Count every line in the following entries where the word "přivařovací" appears. Give the count alone.
___ Given data
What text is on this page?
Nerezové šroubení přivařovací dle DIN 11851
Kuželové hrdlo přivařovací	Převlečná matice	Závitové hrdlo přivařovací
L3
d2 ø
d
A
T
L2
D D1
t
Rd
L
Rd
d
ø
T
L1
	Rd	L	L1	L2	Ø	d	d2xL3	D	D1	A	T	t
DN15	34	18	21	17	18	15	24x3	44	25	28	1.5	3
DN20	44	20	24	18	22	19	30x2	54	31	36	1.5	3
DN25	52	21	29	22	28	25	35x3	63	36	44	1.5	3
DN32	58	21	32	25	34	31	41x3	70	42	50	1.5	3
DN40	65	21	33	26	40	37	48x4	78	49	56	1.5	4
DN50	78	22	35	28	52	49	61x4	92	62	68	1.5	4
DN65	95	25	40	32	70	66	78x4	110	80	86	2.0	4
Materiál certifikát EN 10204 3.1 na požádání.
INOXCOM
______
Result of the exercise: 2